══ Selected text ══

Published online 24 August 2007 | Nature | doi:10.1038/news070820-11


Jupiter's protective pull questioned

Gas giant's role in preventing asteroid collisions under scrutiny.

Jupiter: friend or foe?Jupiter: friend or foe?NASA / ESA / Hubble Heritage

For more than a decade many astronomers have thought of Jupiter as a protective big brother for planet Earth. The gas giant's gravitational pull is believed to slingshot incoming Earth-threatening objects out of the Solar System. This has led many to suppose it shielded the young Earth from impacts, helping to support conditions for life.

But now, a preliminary study indicates that Earth would have done just as well, if not better — in at least one regard - without Jupiter's help.

The results of a study presented today at the European Planetary Science Congress in Potsdam, Germany, indicate that Earth would be struck — by one class of objects at least — at nearly the same rate, regardless of whether Jupiter was there or not. The findings are still tentative, cautions Jonathan Horner, an astronomer at the Open University in Milton Keynes who led the new work. But, he says, Jupiter's role as guardian may have been overstated: "It seems that the idea isn't so clear-cut."

The idea of Jupiter as protector was first proposed by planetary scientist George Wetherill in 19941. Wetherill showed that the planet's enormous mass — more than 300 times that of the Earth — is enough to catapult comets that might hit Earth out of the Solar System. Some have also postulated that Jupiter would thin the crowd of dangerous asteroids and other objects, making Earth a more stable home. Other work has suggested that, in the past, changes in Jupiter's orbit might have actually increased the number of objects on a collision course with earth. Until now, Horner says, little work was done to test either idea.

Modelling the Solar System

So Horner and colleague Barrie Jones built several versions of the Solar System on the Open University's computer cluster: one with a Jupiter, one without, and several with a gas giant that was either a quarter, half, or three-quarters of Jupiter's mass. The system also contained 100,000 centaurs — large, icy bodies from the Solar System's Kuiper belt, within which Pluto lies.

═══

_To be done_.
(a) In the article on Jupiter's protective pull, who led the new study presented at the European Planetary Science Congress?
(b) Continue the article on Jupiter's protective pull, beginning after its final sentence.

══ Dataset ══

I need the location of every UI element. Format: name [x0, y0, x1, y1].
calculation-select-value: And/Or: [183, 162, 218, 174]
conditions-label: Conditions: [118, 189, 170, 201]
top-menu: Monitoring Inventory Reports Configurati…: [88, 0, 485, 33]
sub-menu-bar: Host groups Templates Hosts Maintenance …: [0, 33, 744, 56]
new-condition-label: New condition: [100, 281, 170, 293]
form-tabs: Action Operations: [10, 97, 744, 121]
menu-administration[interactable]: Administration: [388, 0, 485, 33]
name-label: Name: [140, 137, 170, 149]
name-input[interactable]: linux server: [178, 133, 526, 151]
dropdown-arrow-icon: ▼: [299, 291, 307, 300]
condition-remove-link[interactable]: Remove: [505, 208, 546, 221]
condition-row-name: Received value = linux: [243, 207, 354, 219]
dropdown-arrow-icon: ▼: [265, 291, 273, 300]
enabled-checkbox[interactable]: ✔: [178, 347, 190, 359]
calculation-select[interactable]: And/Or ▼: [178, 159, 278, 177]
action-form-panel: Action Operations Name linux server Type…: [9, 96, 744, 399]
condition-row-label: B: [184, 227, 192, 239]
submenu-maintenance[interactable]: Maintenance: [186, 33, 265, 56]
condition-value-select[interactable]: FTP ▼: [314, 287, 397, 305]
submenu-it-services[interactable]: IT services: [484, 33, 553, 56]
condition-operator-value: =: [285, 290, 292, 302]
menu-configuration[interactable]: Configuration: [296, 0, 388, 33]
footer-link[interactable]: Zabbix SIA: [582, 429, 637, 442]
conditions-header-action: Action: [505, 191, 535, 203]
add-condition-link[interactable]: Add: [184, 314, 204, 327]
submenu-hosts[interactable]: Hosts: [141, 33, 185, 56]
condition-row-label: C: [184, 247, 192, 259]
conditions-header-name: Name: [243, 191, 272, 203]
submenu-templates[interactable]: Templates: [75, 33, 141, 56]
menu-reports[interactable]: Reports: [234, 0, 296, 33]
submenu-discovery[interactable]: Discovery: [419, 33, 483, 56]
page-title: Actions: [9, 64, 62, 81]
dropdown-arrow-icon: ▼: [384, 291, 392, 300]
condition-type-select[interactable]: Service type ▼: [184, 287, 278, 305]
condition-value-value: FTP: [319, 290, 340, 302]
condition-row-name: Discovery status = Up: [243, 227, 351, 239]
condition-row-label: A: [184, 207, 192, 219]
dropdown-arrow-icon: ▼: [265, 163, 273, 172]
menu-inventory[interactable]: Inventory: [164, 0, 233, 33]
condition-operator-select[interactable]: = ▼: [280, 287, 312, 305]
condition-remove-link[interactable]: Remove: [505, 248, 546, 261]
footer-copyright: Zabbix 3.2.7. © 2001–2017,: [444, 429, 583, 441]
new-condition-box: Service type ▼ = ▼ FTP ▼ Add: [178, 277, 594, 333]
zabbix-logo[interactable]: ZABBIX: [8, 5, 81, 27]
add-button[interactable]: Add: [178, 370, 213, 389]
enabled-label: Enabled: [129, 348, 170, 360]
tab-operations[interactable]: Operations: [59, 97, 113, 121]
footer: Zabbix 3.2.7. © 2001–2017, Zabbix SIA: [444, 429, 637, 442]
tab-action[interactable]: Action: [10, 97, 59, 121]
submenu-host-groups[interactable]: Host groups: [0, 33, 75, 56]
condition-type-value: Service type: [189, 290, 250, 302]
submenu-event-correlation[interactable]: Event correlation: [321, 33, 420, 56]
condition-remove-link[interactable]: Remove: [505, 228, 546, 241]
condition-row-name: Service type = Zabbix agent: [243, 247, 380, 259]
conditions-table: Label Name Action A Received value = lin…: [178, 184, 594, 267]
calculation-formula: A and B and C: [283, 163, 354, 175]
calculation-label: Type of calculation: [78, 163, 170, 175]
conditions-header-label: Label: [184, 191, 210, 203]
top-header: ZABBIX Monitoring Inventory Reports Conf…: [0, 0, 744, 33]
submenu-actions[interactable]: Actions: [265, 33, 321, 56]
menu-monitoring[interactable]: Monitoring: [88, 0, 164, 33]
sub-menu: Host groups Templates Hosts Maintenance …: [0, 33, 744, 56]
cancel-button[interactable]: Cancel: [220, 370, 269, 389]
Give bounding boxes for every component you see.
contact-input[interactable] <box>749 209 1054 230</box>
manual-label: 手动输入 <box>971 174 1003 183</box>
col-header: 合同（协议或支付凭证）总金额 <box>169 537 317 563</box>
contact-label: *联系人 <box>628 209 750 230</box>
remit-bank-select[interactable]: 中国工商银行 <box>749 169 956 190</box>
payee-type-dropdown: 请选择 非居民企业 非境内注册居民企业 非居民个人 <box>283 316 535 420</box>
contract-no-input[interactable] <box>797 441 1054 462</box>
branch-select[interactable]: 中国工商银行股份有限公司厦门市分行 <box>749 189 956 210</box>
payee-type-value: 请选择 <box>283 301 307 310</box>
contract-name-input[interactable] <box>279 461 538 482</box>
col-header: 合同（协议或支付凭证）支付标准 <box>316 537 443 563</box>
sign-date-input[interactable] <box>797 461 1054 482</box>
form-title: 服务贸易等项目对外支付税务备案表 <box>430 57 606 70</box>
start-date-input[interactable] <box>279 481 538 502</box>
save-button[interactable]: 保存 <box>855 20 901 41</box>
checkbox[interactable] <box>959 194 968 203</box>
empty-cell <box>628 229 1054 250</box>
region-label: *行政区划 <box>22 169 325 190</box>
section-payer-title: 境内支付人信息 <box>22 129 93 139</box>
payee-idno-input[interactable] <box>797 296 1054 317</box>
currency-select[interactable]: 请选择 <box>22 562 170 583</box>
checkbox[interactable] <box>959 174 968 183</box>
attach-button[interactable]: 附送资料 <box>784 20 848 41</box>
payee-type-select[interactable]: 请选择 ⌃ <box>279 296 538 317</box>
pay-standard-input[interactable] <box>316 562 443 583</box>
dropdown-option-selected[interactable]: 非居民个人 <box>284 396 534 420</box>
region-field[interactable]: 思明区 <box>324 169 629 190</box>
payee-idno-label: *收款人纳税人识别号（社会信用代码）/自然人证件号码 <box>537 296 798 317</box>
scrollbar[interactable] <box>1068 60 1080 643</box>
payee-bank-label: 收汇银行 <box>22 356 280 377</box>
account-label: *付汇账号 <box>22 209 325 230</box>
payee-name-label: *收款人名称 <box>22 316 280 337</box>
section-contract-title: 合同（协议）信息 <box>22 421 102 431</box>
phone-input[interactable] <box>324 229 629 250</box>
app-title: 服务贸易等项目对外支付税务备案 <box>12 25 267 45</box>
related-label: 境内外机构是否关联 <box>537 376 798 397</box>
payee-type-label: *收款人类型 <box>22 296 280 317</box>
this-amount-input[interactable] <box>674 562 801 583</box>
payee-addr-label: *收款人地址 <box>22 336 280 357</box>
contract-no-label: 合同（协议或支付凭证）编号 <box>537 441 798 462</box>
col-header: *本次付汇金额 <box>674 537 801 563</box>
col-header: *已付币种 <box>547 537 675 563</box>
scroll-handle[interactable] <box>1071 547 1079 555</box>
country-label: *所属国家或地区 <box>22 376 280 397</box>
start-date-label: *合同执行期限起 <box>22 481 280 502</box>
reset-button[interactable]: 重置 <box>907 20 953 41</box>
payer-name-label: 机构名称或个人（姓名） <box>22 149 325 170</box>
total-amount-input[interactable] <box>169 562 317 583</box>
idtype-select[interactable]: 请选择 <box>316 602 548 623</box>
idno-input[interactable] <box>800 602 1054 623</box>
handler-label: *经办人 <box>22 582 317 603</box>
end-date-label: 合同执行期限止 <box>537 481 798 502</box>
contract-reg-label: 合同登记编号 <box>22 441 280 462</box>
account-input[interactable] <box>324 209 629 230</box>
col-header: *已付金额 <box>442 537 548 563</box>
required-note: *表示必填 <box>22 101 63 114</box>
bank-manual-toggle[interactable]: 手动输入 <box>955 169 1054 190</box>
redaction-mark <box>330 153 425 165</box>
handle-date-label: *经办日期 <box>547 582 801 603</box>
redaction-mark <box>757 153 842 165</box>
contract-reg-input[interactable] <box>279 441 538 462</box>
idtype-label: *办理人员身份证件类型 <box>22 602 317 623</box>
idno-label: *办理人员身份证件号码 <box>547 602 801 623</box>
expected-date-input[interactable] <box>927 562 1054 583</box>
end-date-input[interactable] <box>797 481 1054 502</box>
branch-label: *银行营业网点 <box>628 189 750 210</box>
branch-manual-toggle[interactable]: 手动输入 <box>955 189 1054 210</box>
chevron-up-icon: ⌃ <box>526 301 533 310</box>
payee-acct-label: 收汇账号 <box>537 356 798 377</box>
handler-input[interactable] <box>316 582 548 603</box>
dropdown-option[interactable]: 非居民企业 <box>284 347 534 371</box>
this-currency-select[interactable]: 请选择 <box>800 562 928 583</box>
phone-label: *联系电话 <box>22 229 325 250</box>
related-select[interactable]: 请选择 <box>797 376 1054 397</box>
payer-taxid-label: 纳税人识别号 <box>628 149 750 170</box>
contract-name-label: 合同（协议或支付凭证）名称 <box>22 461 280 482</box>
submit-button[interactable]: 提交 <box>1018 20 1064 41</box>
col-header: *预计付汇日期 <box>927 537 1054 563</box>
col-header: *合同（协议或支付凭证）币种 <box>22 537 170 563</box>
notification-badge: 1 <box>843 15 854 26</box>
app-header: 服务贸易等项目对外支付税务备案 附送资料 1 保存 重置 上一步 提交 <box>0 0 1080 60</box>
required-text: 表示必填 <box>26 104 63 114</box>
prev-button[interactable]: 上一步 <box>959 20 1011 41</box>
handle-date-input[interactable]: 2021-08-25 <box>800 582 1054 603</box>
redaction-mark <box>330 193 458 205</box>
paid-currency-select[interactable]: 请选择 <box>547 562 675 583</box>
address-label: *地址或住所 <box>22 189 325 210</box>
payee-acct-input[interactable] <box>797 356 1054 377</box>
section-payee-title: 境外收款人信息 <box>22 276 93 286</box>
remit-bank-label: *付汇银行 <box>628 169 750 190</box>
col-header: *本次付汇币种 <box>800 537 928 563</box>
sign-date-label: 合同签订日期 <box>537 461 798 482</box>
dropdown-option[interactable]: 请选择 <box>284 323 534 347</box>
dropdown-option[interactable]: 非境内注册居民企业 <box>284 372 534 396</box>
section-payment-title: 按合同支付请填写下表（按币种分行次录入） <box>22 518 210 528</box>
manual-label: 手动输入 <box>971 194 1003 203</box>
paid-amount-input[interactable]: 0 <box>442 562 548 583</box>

═══

_Results of the exercise_.
(a) Jonathan Horner, an astronomer at the Open University in Milton Keynes, led the new study.

(b)
After running their models for 10 million virtual years, Horner and Jones found some striking results. The Earth was about 30% more likely to be hit by a centaur in a Solar System with a life-size Jupiter than it was in a Jupiter-less system.

Things looked even worse when there was an intermediate-sized planet in Jupiter's place, according to Horner. A lighter version of Jupiter could help pull the centaurs into the inner Solar System, while lacking the gravity to heave them back out. As a result, a planet with a quarter of Jupiter's mass could increase the chances of a strike on Earth by nearly 500% when compared to a system with no planet there.

More belts

"It's a good speculative paper," says Mark Bailey, director of the Armagh Observatory in Northern Ireland and an expert on Earth-impacting asteroids. However, Bailey adds, it fails to take into account Jupiter's ability to deflect Earth-colliding objects from the Oort cloud, a massive cloud of comets that surrounds the Solar System.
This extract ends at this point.